[Given instruction]
Look through the records below and collect all lines that hold the string "HOẠCH".

[Data supplied]
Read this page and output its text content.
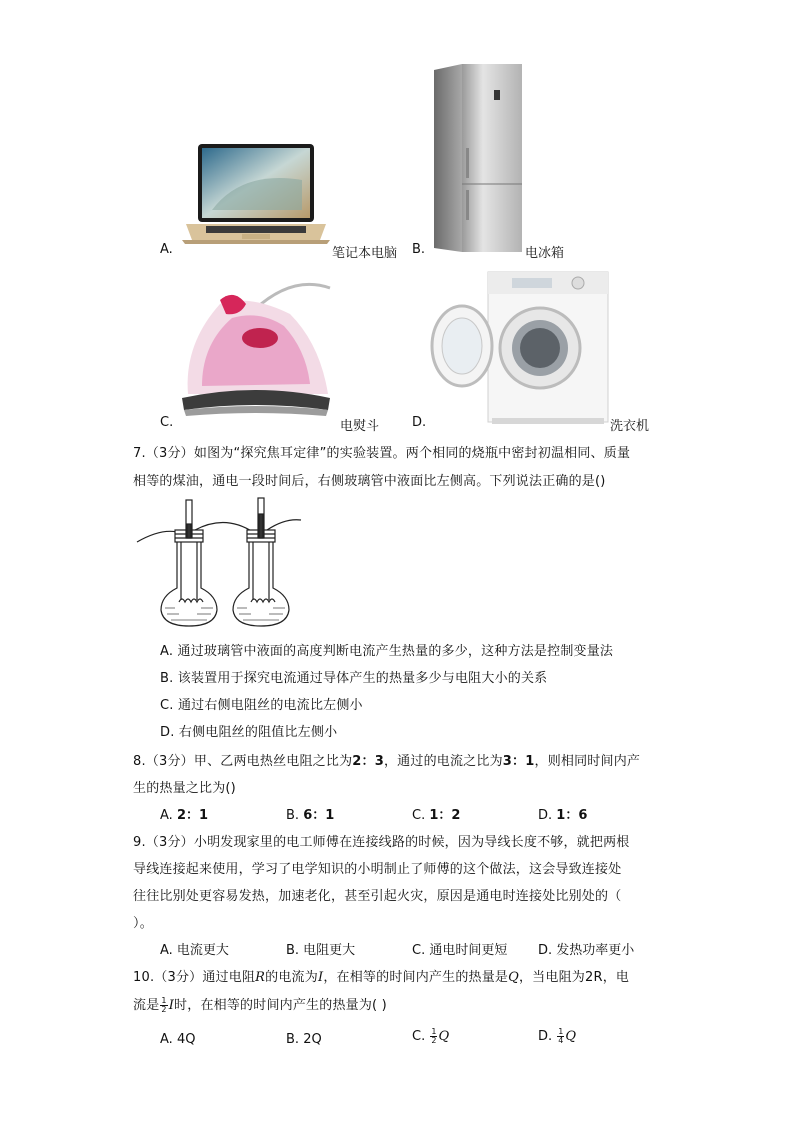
A.	笔记本电脑 B.	电冰箱
C.	电熨斗	D.	洗衣机
7.（3分）如图为“探究焦耳定律”的实验装置。两个相同的烧瓶中密封初温相同、质量
相等的煤油，通电一段时间后，右侧玻璃管中液面比左侧高。下列说法正确的是()
A. 通过玻璃管中液面的高度判断电流产生热量的多少，这种方法是控制变量法
B. 该装置用于探究电流通过导体产生的热量多少与电阻大小的关系
C. 通过右侧电阻丝的电流比左侧小
D. 右侧电阻丝的阻值比左侧小
8.（3分）甲、乙两电热丝电阻之比为2：3，通过的电流之比为3：1，则相同时间内产
生的热量之比为()
A. 2：1	B. 6：1	C. 1：2	D. 1：6
9.（3分）小明发现家里的电工师傅在连接线路的时候，因为导线长度不够，就把两根
导线连接起来使用，学习了电学知识的小明制止了师傅的这个做法，这会导致连接处
往往比别处更容易发热，加速老化，甚至引起火灾，原因是通电时连接处比别处的（
）。
A. 电流更大	B. 电阻更大	C. 通电时间更短 D. 发热功率更小
10.（3分）通过电阻R的电流为I，在相等的时间内产生的热量是Q，当电阻为2R，电
流是 $\frac{1}{2}$ I时，在相等的时间内产生的热量为( )
A. 4Q	B. 2Q	C. $\frac{1}{2}$ Q	D. $\frac{1}{4}$ Q
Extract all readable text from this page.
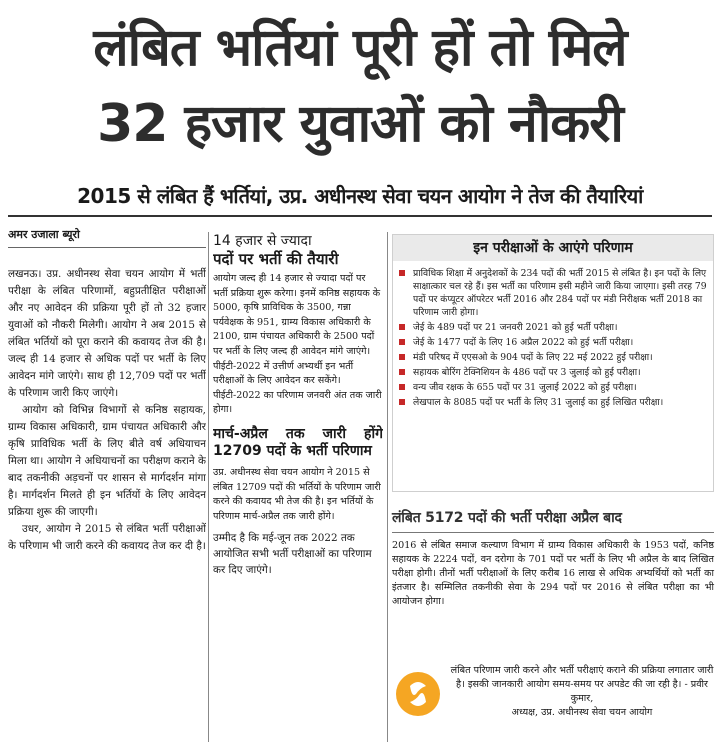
लंबित भर्तियां पूरी हों तो मिले
32 हजार युवाओं को नौकरी
2015 से लंबित हैं भर्तियां, उप्र. अधीनस्थ सेवा चयन आयोग ने तेज की तैयारियां
अमर उजाला ब्यूरो

लखनऊ। उप्र. अधीनस्थ सेवा चयन आयोग में भर्ती परीक्षा के लंबित परिणामों, बहुप्रतीक्षित परीक्षाओं और नए आवेदन की प्रक्रिया पूरी हों तो 32 हजार युवाओं को नौकरी मिलेगी। आयोग ने अब 2015 से लंबित भर्तियों को पूरा कराने की कवायद तेज की है। जल्द ही 14 हजार से अधिक पदों पर भर्ती के लिए आवेदन मांगे जाएंगे। साथ ही 12,709 पदों पर भर्ती के परिणाम जारी किए जाएंगे।

आयोग को विभिन्न विभागों से कनिष्ठ सहायक, ग्राम्य विकास अधिकारी, ग्राम पंचायत अधिकारी और कृषि प्राविधिक भर्ती के लिए बीते वर्ष अधियाचन मिला था। आयोग ने अधियाचनों का परीक्षण कराने के बाद तकनीकी अड़चनों पर शासन से मार्गदर्शन मांगा है। मार्गदर्शन मिलते ही इन भर्तियों के लिए आवेदन प्रक्रिया शुरू की जाएगी।

उधर, आयोग ने 2015 से लंबित भर्ती परीक्षाओं के परिणाम भी जारी करने की कवायद तेज कर दी है।

14 हजार से ज्यादा
पदों पर भर्ती की तैयारी
आयोग जल्द ही 14 हजार से ज्यादा पदों पर भर्ती प्रक्रिया शुरू करेगा। इनमें कनिष्ठ सहायक के 5000, कृषि प्राविधिक के 3500, गन्ना पर्यवेक्षक के 951, ग्राम्य विकास अधिकारी के 2100, ग्राम पंचायत अधिकारी के 2500 पदों पर भर्ती के लिए जल्द ही आवेदन मांगे जाएंगे। पीईटी-2022 में उत्तीर्ण अभ्यर्थी इन भर्ती परीक्षाओं के लिए आवेदन कर सकेंगे। पीईटी-2022 का परिणाम जनवरी अंत तक जारी होगा।
मार्च-अप्रैल तक जारी होंगे 12709 पदों के भर्ती परिणाम
उप्र. अधीनस्थ सेवा चयन आयोग ने 2015 से लंबित 12709 पदों की भर्तियों के परिणाम जारी करने की कवायद भी तेज की है। इन भर्तियों के परिणाम मार्च-अप्रैल तक जारी होंगे।
उम्मीद है कि मई-जून तक 2022 तक आयोजित सभी भर्ती परीक्षाओं का परिणाम कर दिए जाएंगे।
इन परीक्षाओं के आएंगे परिणाम
प्राविधिक शिक्षा में अनुदेशकों के 234 पदों की भर्ती 2015 से लंबित है। इन पदों के लिए साक्षात्कार चल रहे हैं। इस भर्ती का परिणाम इसी महीने जारी किया जाएगा। इसी तरह 79 पदों पर कंप्यूटर ऑपरेटर भर्ती 2016 और 284 पदों पर मंडी निरीक्षक भर्ती 2018 का परिणाम जारी होगा।
जेई के 489 पदों पर 21 जनवरी 2021 को हुई भर्ती परीक्षा।
जेई के 1477 पदों के लिए 16 अप्रैल 2022 को हुई भर्ती परीक्षा।
मंडी परिषद में एएसओ के 904 पदों के लिए 22 मई 2022 हुई परीक्षा।
सहायक बोरिंग टेक्निशियन के 486 पदों पर 3 जुलाई को हुई परीक्षा।
वन्य जीव रक्षक के 655 पदों पर 31 जुलाई 2022 को हुई परीक्षा।
लेखपाल के 8085 पदों पर भर्ती के लिए 31 जुलाई का हुई लिखित परीक्षा।
लंबित 5172 पदों की भर्ती परीक्षा अप्रैल बाद
2016 से लंबित समाज कल्याण विभाग में ग्राम्य विकास अधिकारी के 1953 पदों, कनिष्ठ सहायक के 2224 पदों, वन दरोगा के 701 पदों पर भर्ती के लिए भी अप्रैल के बाद लिखित परीक्षा होगी। तीनों भर्ती परीक्षाओं के लिए करीब 16 लाख से अधिक अभ्यर्थियों को भर्ती का इंतजार है। सम्मिलित तकनीकी सेवा के 294 पदों पर 2016 से लंबित परीक्षा का भी आयोजन होगा।
लंबित परिणाम जारी करने और भर्ती परीक्षाएं कराने की प्रक्रिया लगातार जारी है। इसकी जानकारी आयोग समय-समय पर अपडेट की जा रही है। - प्रवीर कुमार,
अध्यक्ष, उप्र. अधीनस्थ सेवा चयन आयोग
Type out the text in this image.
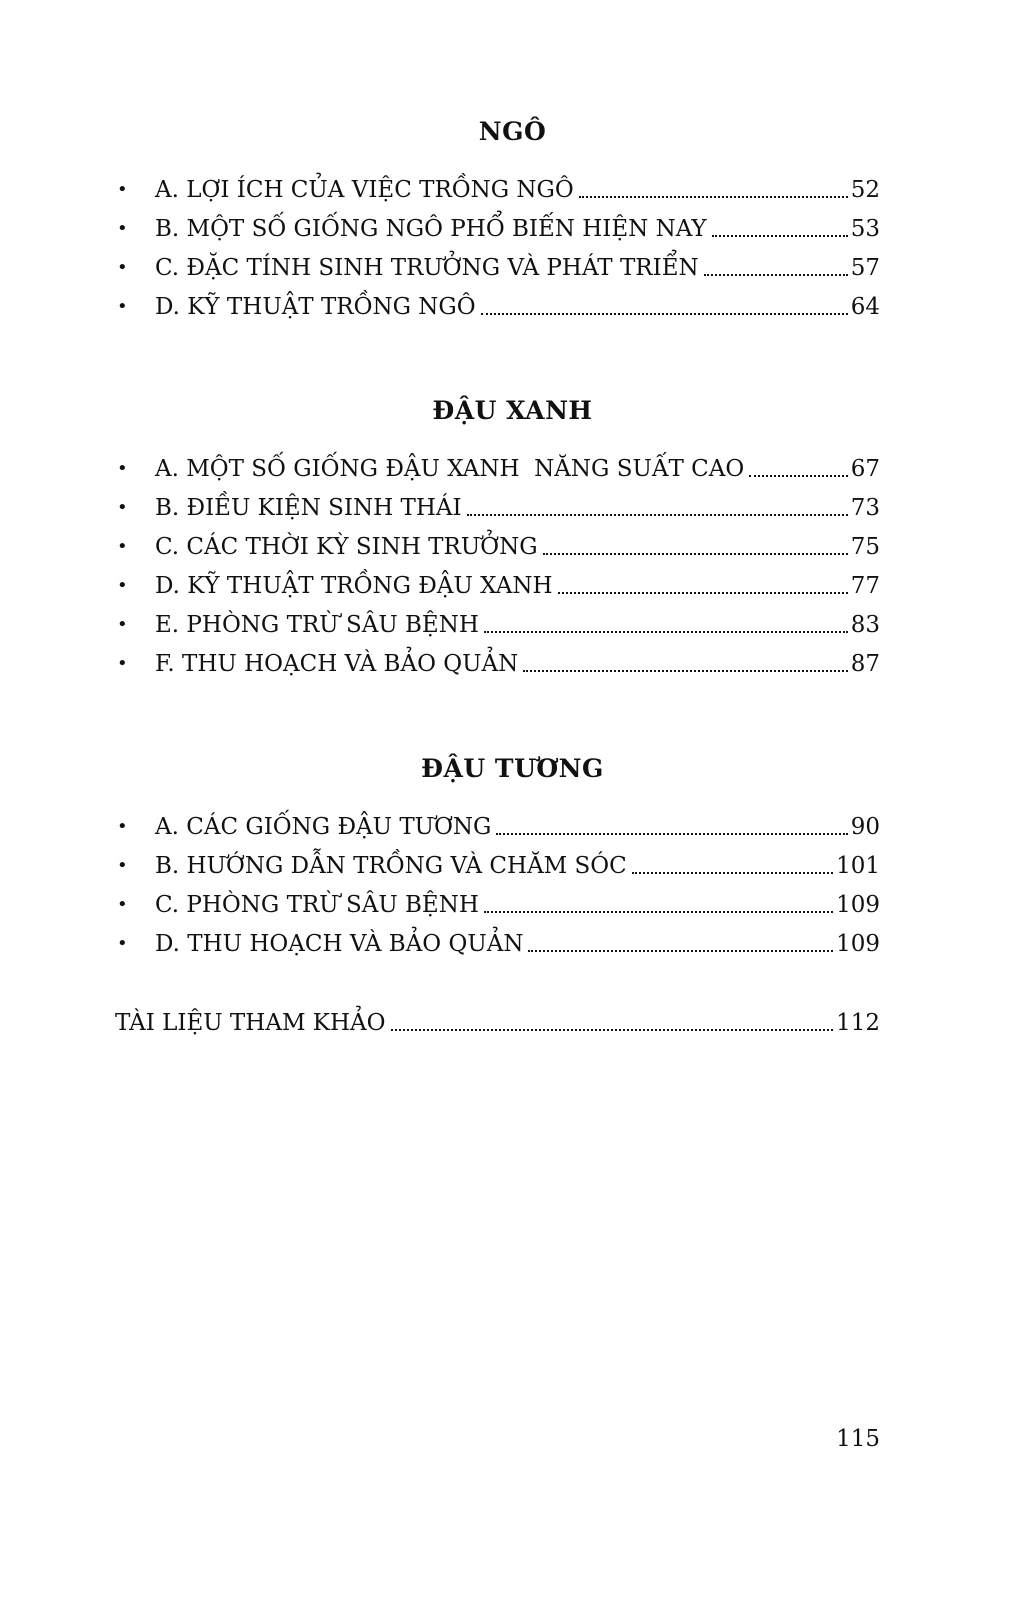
NGÔ
•	A. LỢI ÍCH CỦA VIỆC TRỒNG NGÔ	52
•	B. MỘT SỐ GIỐNG NGÔ PHỔ BIẾN HIỆN NAY	53
•	C. ĐẶC TÍNH SINH TRƯỞNG VÀ PHÁT TRIỂN	57
•	D. KỸ THUẬT TRỒNG NGÔ	64
ĐẬU XANH
•	A. MỘT SỐ GIỐNG ĐẬU XANH  NĂNG SUẤT CAO	67
•	B. ĐIỀU KIỆN SINH THÁI	73
•	C. CÁC THỜI KỲ SINH TRƯỞNG	75
•	D. KỸ THUẬT TRỒNG ĐẬU XANH	77
•	E. PHÒNG TRỪ SÂU BỆNH	83
•	F. THU HOẠCH VÀ BẢO QUẢN	87
ĐẬU TƯƠNG
•	A. CÁC GIỐNG ĐẬU TƯƠNG	90
•	B. HƯỚNG DẪN TRỒNG VÀ CHĂM SÓC	101
•	C. PHÒNG TRỪ SÂU BỆNH	109
•	D. THU HOẠCH VÀ BẢO QUẢN	109
TÀI LIỆU THAM KHẢO	112
115
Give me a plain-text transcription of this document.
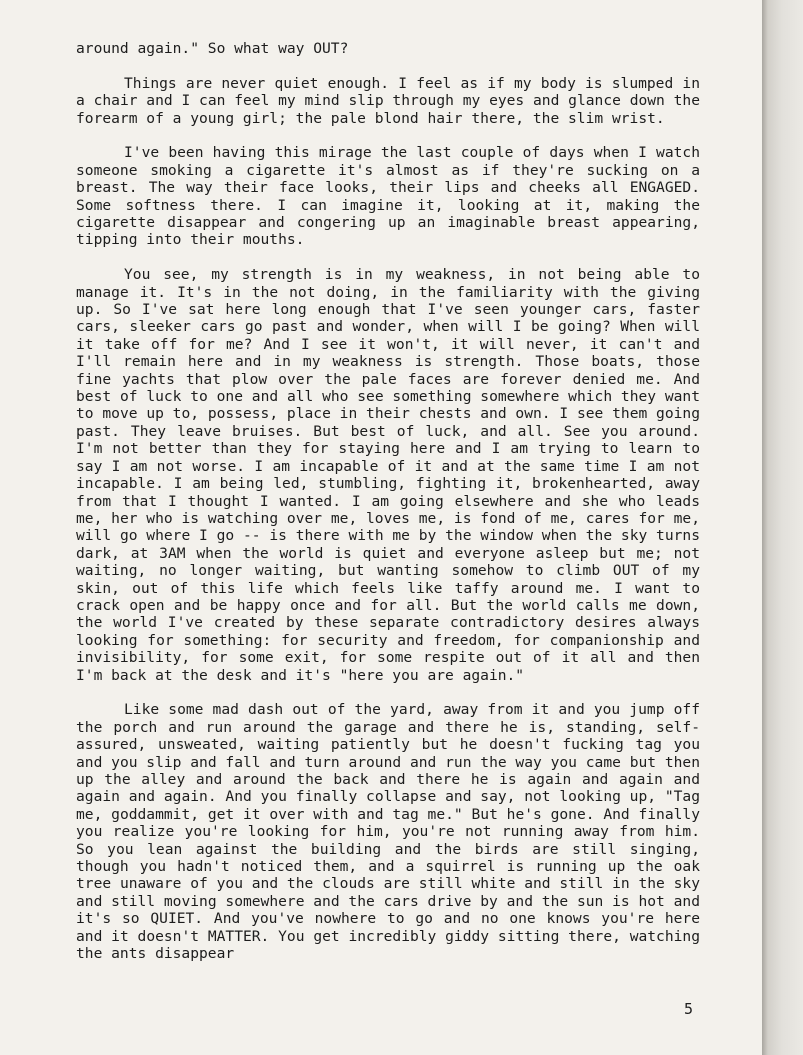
around again." So what way OUT?

Things are never quiet enough. I feel as if my body is slumped in a chair and I can feel my mind slip through my eyes and glance down the forearm of a young girl; the pale blond hair there, the slim wrist.

I've been having this mirage the last couple of days when I watch someone smoking a cigarette it's almost as if they're sucking on a breast. The way their face looks, their lips and cheeks all ENGAGED. Some softness there. I can imagine it, looking at it, making the cigarette disappear and congering up an imaginable breast appearing, tipping into their mouths.

You see, my strength is in my weakness, in not being able to manage it. It's in the not doing, in the familiarity with the giving up. So I've sat here long enough that I've seen younger cars, faster cars, sleeker cars go past and wonder, when will I be going? When will it take off for me? And I see it won't, it will never, it can't and I'll remain here and in my weakness is strength. Those boats, those fine yachts that plow over the pale faces are forever denied me. And best of luck to one and all who see something somewhere which they want to move up to, possess, place in their chests and own. I see them going past. They leave bruises. But best of luck, and all. See you around. I'm not better than they for staying here and I am trying to learn to say I am not worse. I am incapable of it and at the same time I am not incapable. I am being led, stumbling, fighting it, brokenhearted, away from that I thought I wanted. I am going elsewhere and she who leads me, her who is watching over me, loves me, is fond of me, cares for me, will go where I go -- is there with me by the window when the sky turns dark, at 3AM when the world is quiet and everyone asleep but me; not waiting, no longer waiting, but wanting somehow to climb OUT of my skin, out of this life which feels like taffy around me. I want to crack open and be happy once and for all. But the world calls me down, the world I've created by these separate contradictory desires always looking for something: for security and freedom, for companionship and invisibility, for some exit, for some respite out of it all and then I'm back at the desk and it's "here you are again."

Like some mad dash out of the yard, away from it and you jump off the porch and run around the garage and there he is, standing, self-assured, unsweated, waiting patiently but he doesn't fucking tag you and you slip and fall and turn around and run the way you came but then up the alley and around the back and there he is again and again and again and again. And you finally collapse and say, not looking up, "Tag me, goddammit, get it over with and tag me." But he's gone. And finally you realize you're looking for him, you're not running away from him. So you lean against the building and the birds are still singing, though you hadn't noticed them, and a squirrel is running up the oak tree unaware of you and the clouds are still white and still in the sky and still moving somewhere and the cars drive by and the sun is hot and it's so QUIET. And you've nowhere to go and no one knows you're here and it doesn't MATTER. You get incredibly giddy sitting there, watching the ants disappear

5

[Correct output]
•	F. THU HOẠCH VÀ BẢO QUẢN	87
•	D. THU HOẠCH VÀ BẢO QUẢN	109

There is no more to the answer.